### Stated goal
Copy out the lines that include the word "title".
### Records for processing ###
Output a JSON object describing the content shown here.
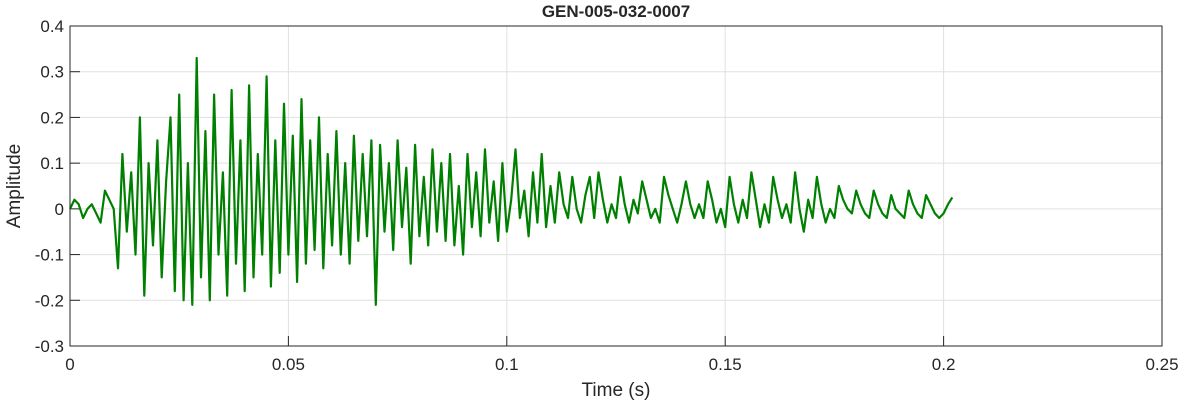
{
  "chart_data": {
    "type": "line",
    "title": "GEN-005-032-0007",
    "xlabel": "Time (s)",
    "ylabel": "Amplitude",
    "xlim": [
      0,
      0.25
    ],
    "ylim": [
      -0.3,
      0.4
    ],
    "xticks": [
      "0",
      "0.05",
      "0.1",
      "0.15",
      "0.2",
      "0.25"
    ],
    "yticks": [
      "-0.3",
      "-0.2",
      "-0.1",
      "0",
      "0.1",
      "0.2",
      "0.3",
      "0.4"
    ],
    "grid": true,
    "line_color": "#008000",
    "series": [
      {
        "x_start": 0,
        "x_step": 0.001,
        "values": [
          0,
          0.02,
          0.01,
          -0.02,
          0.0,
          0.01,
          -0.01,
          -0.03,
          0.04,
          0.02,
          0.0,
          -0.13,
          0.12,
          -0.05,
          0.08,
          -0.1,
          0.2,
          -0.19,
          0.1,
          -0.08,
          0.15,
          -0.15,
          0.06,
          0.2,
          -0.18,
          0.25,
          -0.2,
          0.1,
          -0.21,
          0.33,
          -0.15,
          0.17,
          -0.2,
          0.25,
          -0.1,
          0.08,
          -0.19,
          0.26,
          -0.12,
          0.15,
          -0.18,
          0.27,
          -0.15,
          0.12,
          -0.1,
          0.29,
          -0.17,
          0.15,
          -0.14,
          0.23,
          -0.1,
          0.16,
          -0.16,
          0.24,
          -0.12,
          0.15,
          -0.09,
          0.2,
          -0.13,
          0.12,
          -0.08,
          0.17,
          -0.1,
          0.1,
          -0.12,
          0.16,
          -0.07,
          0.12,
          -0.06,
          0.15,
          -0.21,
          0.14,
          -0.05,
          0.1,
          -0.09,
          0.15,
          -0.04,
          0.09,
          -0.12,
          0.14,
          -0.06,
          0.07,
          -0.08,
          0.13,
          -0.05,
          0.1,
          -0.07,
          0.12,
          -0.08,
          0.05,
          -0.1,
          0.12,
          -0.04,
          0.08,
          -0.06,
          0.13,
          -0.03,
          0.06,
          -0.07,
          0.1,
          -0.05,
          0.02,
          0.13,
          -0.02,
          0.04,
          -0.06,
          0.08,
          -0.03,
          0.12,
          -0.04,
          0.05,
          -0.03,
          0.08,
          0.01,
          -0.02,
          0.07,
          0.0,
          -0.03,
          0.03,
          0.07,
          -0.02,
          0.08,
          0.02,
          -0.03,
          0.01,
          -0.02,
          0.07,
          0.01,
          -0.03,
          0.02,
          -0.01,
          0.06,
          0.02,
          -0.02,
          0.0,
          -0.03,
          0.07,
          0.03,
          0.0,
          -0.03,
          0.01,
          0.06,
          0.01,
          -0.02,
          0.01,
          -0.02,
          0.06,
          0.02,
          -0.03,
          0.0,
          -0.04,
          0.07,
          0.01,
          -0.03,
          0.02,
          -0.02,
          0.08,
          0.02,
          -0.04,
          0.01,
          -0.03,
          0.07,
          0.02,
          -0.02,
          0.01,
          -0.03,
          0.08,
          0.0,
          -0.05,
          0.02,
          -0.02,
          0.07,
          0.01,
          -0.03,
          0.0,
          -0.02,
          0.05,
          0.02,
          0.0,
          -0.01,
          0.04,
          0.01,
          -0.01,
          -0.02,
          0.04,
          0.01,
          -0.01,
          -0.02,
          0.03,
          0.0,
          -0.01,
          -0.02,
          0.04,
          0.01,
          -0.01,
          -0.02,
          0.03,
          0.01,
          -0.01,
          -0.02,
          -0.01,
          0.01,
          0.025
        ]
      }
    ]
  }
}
###
### Records for processing ###
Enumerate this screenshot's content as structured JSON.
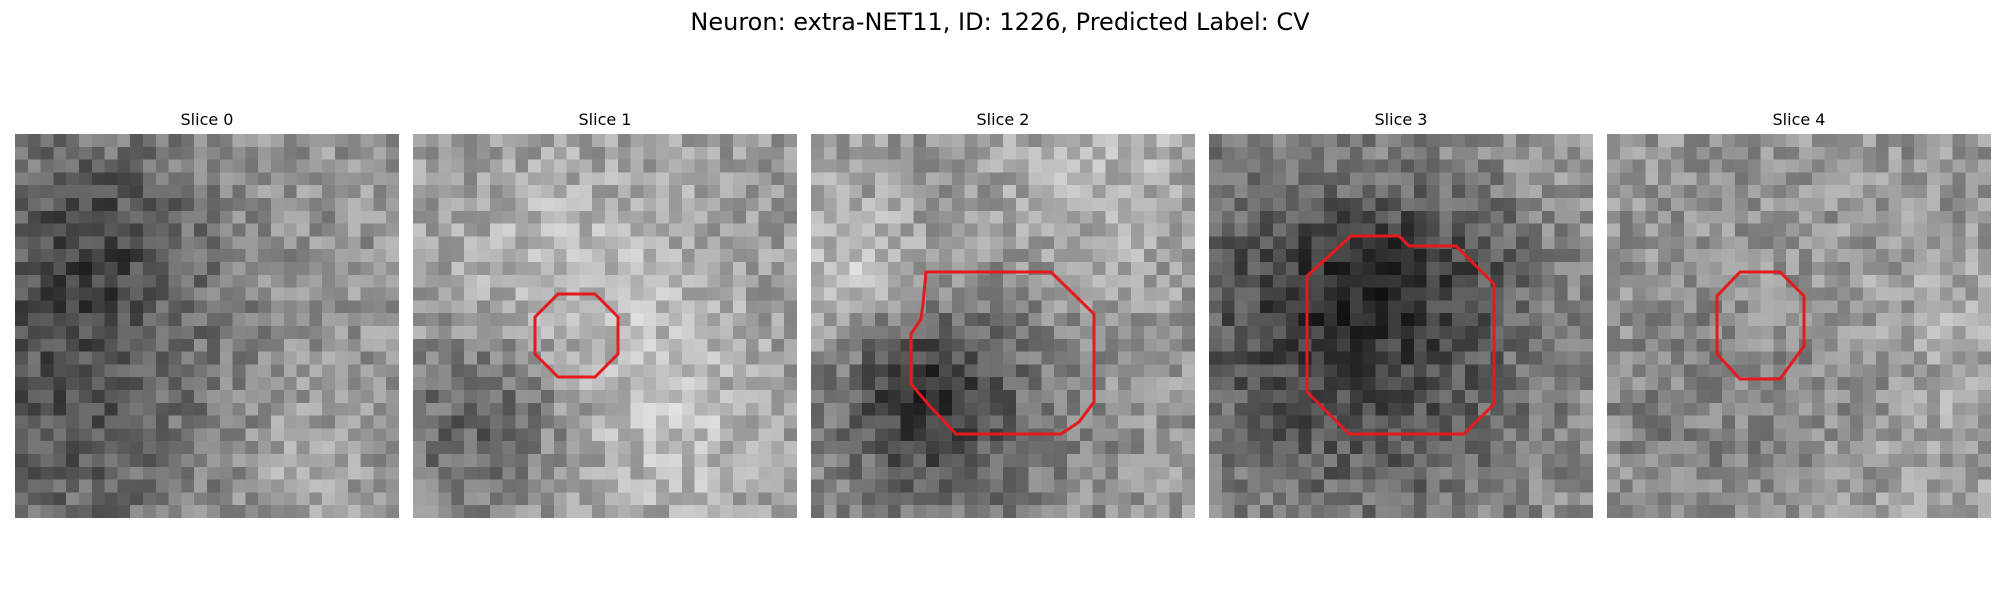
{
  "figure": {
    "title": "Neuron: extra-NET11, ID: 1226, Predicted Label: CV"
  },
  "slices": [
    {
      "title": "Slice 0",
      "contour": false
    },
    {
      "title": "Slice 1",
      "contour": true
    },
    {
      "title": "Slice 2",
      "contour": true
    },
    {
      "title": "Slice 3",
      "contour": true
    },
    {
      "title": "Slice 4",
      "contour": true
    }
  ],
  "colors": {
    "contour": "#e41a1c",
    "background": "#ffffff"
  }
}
###
### Exercise answer
    "title": "GEN-005-032-0007",
    "title": "Neuron: extra-NET11, ID: 1226, Predicted Label: CV"
      "title": "Slice 0",
      "title": "Slice 1",
      "title": "Slice 2",
      "title": "Slice 3",
      "title": "Slice 4",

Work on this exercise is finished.